╭─ Dataset excerpts
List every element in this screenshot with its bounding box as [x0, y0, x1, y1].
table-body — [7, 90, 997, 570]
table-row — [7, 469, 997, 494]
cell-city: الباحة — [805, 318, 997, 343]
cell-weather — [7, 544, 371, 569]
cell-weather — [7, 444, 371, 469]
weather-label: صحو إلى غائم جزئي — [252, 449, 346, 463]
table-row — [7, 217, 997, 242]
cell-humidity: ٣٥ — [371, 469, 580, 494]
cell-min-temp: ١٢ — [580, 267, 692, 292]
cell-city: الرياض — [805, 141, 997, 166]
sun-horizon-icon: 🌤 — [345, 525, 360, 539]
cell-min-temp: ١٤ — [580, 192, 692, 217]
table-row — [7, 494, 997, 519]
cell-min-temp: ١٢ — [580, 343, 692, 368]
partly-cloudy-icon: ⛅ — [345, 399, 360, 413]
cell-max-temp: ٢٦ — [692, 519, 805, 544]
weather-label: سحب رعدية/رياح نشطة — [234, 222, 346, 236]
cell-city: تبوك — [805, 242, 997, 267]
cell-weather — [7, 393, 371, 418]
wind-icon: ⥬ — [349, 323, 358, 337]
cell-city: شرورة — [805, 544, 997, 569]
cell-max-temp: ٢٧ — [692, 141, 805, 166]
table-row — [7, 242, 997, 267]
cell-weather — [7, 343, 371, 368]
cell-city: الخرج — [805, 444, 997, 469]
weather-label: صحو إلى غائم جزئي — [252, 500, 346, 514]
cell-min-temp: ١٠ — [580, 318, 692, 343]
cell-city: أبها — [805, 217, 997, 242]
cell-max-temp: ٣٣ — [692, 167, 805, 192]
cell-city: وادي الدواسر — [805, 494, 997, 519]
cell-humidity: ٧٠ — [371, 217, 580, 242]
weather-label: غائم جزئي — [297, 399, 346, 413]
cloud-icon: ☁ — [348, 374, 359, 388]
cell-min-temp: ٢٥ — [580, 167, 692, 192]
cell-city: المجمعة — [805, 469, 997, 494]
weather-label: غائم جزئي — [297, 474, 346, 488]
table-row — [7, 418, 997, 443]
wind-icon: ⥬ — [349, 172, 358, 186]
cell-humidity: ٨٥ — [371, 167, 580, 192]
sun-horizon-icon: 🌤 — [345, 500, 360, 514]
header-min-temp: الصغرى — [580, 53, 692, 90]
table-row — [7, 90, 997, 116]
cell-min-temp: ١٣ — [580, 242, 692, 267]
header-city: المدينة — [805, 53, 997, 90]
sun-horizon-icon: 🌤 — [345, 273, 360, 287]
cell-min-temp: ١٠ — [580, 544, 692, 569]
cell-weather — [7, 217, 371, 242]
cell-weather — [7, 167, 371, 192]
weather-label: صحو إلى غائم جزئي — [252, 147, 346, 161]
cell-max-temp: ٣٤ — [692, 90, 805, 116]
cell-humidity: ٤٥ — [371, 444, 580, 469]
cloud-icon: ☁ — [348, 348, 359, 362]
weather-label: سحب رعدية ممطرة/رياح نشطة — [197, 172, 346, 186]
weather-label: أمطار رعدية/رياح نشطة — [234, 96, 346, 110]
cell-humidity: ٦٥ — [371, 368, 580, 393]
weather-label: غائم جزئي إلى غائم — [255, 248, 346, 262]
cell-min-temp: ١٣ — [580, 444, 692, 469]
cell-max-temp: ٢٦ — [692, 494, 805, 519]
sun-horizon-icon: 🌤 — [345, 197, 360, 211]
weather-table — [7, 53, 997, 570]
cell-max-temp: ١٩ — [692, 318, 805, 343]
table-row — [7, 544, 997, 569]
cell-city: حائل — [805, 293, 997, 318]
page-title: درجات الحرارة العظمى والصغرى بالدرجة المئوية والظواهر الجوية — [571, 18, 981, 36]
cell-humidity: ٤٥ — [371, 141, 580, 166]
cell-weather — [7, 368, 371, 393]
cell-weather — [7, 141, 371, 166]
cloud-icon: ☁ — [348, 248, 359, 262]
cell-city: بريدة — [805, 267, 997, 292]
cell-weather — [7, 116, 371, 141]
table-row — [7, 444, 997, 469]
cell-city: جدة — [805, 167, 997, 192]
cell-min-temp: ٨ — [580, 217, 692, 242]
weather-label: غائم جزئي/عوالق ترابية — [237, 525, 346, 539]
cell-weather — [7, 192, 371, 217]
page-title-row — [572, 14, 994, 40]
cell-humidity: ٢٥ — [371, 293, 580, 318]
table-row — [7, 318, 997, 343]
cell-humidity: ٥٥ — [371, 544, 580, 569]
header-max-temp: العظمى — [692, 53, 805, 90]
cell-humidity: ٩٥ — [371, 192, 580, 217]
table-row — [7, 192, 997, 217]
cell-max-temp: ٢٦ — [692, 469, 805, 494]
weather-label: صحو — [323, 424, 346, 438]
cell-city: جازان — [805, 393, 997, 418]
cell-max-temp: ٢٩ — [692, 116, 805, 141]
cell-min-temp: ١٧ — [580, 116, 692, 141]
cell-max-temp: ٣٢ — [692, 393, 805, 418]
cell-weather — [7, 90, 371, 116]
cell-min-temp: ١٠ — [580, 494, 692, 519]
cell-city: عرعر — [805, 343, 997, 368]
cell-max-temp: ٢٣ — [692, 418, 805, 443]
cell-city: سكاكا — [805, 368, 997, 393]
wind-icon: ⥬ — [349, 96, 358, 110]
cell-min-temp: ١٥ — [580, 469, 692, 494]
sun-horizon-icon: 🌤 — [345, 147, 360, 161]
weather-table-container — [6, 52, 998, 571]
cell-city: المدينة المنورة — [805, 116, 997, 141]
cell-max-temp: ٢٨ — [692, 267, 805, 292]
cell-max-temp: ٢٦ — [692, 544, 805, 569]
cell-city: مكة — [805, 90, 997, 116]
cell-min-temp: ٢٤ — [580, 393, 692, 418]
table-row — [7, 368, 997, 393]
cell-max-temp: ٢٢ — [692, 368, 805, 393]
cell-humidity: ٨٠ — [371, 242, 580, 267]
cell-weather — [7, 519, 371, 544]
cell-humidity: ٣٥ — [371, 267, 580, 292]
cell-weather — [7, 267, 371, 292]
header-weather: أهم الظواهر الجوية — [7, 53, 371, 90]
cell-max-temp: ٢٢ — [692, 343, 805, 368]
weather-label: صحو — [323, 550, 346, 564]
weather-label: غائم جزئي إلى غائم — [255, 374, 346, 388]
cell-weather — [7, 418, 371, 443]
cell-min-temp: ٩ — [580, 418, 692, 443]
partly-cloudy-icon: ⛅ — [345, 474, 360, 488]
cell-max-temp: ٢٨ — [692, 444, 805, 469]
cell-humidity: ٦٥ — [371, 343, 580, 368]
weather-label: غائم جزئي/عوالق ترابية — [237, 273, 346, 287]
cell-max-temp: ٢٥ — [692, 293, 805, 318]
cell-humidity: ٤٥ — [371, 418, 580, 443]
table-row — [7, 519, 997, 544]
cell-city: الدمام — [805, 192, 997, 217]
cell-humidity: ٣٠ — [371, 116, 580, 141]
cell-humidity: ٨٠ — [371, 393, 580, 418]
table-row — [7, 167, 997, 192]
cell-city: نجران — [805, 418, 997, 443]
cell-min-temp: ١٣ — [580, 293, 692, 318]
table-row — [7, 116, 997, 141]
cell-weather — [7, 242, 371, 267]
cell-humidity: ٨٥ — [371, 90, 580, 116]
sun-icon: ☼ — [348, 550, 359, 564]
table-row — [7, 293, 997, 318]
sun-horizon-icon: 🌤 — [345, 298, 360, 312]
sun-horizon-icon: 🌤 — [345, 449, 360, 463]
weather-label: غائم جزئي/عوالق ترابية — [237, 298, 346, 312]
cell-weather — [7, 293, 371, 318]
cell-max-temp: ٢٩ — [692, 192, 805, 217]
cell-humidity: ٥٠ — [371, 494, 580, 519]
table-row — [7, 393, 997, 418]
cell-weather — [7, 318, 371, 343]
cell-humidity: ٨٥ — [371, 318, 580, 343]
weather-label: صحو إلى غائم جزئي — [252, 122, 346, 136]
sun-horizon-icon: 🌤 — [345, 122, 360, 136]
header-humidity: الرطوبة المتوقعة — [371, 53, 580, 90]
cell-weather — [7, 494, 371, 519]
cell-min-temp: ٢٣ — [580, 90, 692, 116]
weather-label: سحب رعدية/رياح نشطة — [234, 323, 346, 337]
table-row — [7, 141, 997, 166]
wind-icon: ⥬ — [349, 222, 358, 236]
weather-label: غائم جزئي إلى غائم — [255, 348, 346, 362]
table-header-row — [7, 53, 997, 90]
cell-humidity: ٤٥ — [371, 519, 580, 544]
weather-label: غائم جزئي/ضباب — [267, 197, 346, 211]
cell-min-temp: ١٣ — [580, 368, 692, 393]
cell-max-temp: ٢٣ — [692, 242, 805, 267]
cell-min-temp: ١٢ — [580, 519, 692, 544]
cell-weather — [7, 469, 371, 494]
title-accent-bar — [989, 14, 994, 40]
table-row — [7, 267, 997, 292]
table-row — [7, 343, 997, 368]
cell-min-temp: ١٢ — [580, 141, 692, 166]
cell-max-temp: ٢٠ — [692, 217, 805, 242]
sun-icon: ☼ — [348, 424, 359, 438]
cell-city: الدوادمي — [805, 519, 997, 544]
╰─
What is asked:
Reproduce the items word for word, starting with their first line and ending with the line that contains "weather-label: صحو إلى غائم جزئي — [252, 147, 346, 161]", including that line.

Response to this exercise:
List every element in this screenshot with its bounding box as [x0, y0, x1, y1].
table-body — [7, 90, 997, 570]
table-row — [7, 469, 997, 494]
cell-city: الباحة — [805, 318, 997, 343]
cell-weather — [7, 544, 371, 569]
cell-weather — [7, 444, 371, 469]
weather-label: صحو إلى غائم جزئي — [252, 449, 346, 463]
table-row — [7, 217, 997, 242]
cell-humidity: ٣٥ — [371, 469, 580, 494]
cell-min-temp: ١٢ — [580, 267, 692, 292]
cell-city: الرياض — [805, 141, 997, 166]
sun-horizon-icon: 🌤 — [345, 525, 360, 539]
cell-min-temp: ١٤ — [580, 192, 692, 217]
table-row — [7, 494, 997, 519]
cell-min-temp: ١٢ — [580, 343, 692, 368]
partly-cloudy-icon: ⛅ — [345, 399, 360, 413]
cell-max-temp: ٢٦ — [692, 519, 805, 544]
weather-label: سحب رعدية/رياح نشطة — [234, 222, 346, 236]
cell-city: تبوك — [805, 242, 997, 267]
cell-weather — [7, 393, 371, 418]
wind-icon: ⥬ — [349, 323, 358, 337]
cell-city: شرورة — [805, 544, 997, 569]
cell-max-temp: ٢٧ — [692, 141, 805, 166]
table-row — [7, 242, 997, 267]
cell-weather — [7, 343, 371, 368]
cell-city: الخرج — [805, 444, 997, 469]
weather-label: صحو إلى غائم جزئي — [252, 500, 346, 514]
cell-min-temp: ١٠ — [580, 318, 692, 343]
cell-city: أبها — [805, 217, 997, 242]
cell-max-temp: ٣٣ — [692, 167, 805, 192]
cell-city: وادي الدواسر — [805, 494, 997, 519]
cell-humidity: ٧٠ — [371, 217, 580, 242]
weather-label: غائم جزئي — [297, 399, 346, 413]
cloud-icon: ☁ — [348, 374, 359, 388]
cell-min-temp: ٢٥ — [580, 167, 692, 192]
cell-city: المجمعة — [805, 469, 997, 494]
weather-label: غائم جزئي — [297, 474, 346, 488]
table-row — [7, 418, 997, 443]
wind-icon: ⥬ — [349, 172, 358, 186]
cell-humidity: ٨٥ — [371, 167, 580, 192]
sun-horizon-icon: 🌤 — [345, 500, 360, 514]
header-min-temp: الصغرى — [580, 53, 692, 90]
table-row — [7, 90, 997, 116]
cell-min-temp: ١٣ — [580, 242, 692, 267]
header-city: المدينة — [805, 53, 997, 90]
sun-horizon-icon: 🌤 — [345, 273, 360, 287]
cell-min-temp: ١٠ — [580, 544, 692, 569]
cell-weather — [7, 217, 371, 242]
cell-weather — [7, 167, 371, 192]
weather-label: صحو إلى غائم جزئي — [252, 147, 346, 161]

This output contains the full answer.